### Goal of the exercise
Go through the entries below and write each one out exactly.

### Dataset records
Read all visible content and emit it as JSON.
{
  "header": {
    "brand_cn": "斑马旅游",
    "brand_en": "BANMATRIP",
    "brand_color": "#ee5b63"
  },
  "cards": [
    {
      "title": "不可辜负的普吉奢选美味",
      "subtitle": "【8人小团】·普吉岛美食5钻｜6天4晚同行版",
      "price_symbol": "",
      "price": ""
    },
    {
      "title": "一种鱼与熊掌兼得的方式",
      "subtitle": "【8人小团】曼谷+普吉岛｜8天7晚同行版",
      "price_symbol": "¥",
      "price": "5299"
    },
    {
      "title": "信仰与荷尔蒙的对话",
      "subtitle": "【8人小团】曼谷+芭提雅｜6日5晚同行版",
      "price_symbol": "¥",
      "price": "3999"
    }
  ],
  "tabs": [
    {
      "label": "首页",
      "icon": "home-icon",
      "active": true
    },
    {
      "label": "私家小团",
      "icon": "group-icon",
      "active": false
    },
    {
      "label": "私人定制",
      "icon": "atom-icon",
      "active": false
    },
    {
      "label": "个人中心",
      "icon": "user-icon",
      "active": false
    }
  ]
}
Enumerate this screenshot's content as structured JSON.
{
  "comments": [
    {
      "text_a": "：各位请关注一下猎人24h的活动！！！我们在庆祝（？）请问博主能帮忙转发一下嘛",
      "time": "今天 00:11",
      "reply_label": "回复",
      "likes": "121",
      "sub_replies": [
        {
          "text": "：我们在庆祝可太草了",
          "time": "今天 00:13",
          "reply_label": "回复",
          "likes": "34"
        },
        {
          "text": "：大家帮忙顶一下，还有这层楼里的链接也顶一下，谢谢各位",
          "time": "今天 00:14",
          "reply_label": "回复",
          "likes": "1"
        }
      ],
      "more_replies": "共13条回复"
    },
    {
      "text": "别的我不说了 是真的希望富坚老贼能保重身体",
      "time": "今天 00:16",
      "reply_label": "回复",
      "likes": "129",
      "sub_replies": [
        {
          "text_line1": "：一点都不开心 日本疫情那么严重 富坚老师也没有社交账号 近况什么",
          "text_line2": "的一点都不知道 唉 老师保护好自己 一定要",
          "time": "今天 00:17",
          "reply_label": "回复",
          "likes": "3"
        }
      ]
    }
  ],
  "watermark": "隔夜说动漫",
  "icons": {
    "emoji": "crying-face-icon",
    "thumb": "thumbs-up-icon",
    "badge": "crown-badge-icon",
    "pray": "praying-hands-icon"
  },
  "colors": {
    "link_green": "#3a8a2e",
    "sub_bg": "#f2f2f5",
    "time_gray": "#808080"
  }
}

### Output for this task
Read all visible content and emit it as JSON.
{
  "header": {
    "brand_cn": "斑马旅游",
    "brand_en": "BANMATRIP",
    "brand_color": "#ee5b63"
  },
  "cards": [
    {
      "title": "不可辜负的普吉奢选美味",
      "subtitle": "【8人小团】·普吉岛美食5钻｜6天4晚同行版",
      "price_symbol": "",
      "price": ""
    },
    {
      "title": "一种鱼与熊掌兼得的方式",
      "subtitle": "【8人小团】曼谷+普吉岛｜8天7晚同行版",
      "price_symbol": "¥",
      "price": "5299"
    },
    {
      "title": "信仰与荷尔蒙的对话",
      "subtitle": "【8人小团】曼谷+芭提雅｜6日5晚同行版",
      "price_symbol": "¥",
      "price": "3999"
    }
  ],
  "tabs": [
    {
      "label": "首页",
      "icon": "home-icon",
      "active": true
    },
    {
      "label": "私家小团",
      "icon": "group-icon",
      "active": false
    },
    {
      "label": "私人定制",
      "icon": "atom-icon",
      "active": false
    },
    {
      "label": "个人中心",
      "icon": "user-icon",
      "active": false
    }
  ]
}
Enumerate this screenshot's content as structured JSON.
{
  "comments": [
    {
      "text_a": "：各位请关注一下猎人24h的活动！！！我们在庆祝（？）请问博主能帮忙转发一下嘛",
      "time": "今天 00:11",
      "reply_label": "回复",
      "likes": "121",
      "sub_replies": [
        {
          "text": "：我们在庆祝可太草了",
          "time": "今天 00:13",
          "reply_label": "回复",
          "likes": "34"
        },
        {
          "text": "：大家帮忙顶一下，还有这层楼里的链接也顶一下，谢谢各位",
          "time": "今天 00:14",
          "reply_label": "回复",
          "likes": "1"
        }
      ],
      "more_replies": "共13条回复"
    },
    {
      "text": "别的我不说了 是真的希望富坚老贼能保重身体",
      "time": "今天 00:16",
      "reply_label": "回复",
      "likes": "129",
      "sub_replies": [
        {
          "text_line1": "：一点都不开心 日本疫情那么严重 富坚老师也没有社交账号 近况什么",
          "text_line2": "的一点都不知道 唉 老师保护好自己 一定要",
          "time": "今天 00:17",
          "reply_label": "回复",
          "likes": "3"
        }
      ]
    }
  ],
  "watermark": "隔夜说动漫",
  "icons": {
    "emoji": "crying-face-icon",
    "thumb": "thumbs-up-icon",
    "badge": "crown-badge-icon",
    "pray": "praying-hands-icon"
  },
  "colors": {
    "link_green": "#3a8a2e",
    "sub_bg": "#f2f2f5",
    "time_gray": "#808080"
  }
}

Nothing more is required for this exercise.